═════ Given information
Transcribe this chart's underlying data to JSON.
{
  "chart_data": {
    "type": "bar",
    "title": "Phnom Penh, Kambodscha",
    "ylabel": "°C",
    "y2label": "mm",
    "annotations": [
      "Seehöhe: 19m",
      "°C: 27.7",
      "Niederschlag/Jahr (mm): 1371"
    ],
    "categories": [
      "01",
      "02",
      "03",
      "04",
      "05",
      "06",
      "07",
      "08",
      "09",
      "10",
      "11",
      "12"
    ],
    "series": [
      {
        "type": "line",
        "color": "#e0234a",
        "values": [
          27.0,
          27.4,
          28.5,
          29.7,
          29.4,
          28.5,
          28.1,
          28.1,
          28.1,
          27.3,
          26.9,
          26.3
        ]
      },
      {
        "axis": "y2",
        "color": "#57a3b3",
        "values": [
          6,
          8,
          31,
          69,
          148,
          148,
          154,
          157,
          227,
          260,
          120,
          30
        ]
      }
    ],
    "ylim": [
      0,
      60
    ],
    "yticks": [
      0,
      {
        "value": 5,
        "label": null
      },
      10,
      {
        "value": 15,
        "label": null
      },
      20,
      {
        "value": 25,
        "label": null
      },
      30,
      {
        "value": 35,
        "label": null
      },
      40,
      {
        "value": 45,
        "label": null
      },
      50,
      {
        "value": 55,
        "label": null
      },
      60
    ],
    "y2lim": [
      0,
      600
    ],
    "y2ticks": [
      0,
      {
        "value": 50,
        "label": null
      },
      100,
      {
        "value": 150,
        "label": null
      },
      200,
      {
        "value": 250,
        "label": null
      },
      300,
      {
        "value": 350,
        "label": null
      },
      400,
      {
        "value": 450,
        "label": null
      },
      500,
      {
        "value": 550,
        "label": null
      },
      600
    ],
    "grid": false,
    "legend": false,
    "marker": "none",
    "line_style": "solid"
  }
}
══════════
Output the data above exactly, please, line for line.

■ Result below
Transcribe this chart's underlying data to JSON.
{
  "chart_data": {
    "type": "bar",
    "title": "Phnom Penh, Kambodscha",
    "ylabel": "°C",
    "y2label": "mm",
    "annotations": [
      "Seehöhe: 19m",
      "°C: 27.7",
      "Niederschlag/Jahr (mm): 1371"
    ],
    "categories": [
      "01",
      "02",
      "03",
      "04",
      "05",
      "06",
      "07",
      "08",
      "09",
      "10",
      "11",
      "12"
    ],
    "series": [
      {
        "type": "line",
        "color": "#e0234a",
        "values": [
          27.0,
          27.4,
          28.5,
          29.7,
          29.4,
          28.5,
          28.1,
          28.1,
          28.1,
          27.3,
          26.9,
          26.3
        ]
      },
      {
        "axis": "y2",
        "color": "#57a3b3",
        "values": [
          6,
          8,
          31,
          69,
          148,
          148,
          154,
          157,
          227,
          260,
          120,
          30
        ]
      }
    ],
    "ylim": [
      0,
      60
    ],
    "yticks": [
      0,
      {
        "value": 5,
        "label": null
      },
      10,
      {
        "value": 15,
        "label": null
      },
      20,
      {
        "value": 25,
        "label": null
      },
      30,
      {
        "value": 35,
        "label": null
      },
      40,
      {
        "value": 45,
        "label": null
      },
      50,
      {
        "value": 55,
        "label": null
      },
      60
    ],
    "y2lim": [
      0,
      600
    ],
    "y2ticks": [
      0,
      {
        "value": 50,
        "label": null
      },
      100,
      {
        "value": 150,
        "label": null
      },
      200,
      {
        "value": 250,
        "label": null
      },
      300,
      {
        "value": 350,
        "label": null
      },
      400,
      {
        "value": 450,
        "label": null
      },
      500,
      {
        "value": 550,
        "label": null
      },
      600
    ],
    "grid": false,
    "legend": false,
    "marker": "none",
    "line_style": "solid"
  }
}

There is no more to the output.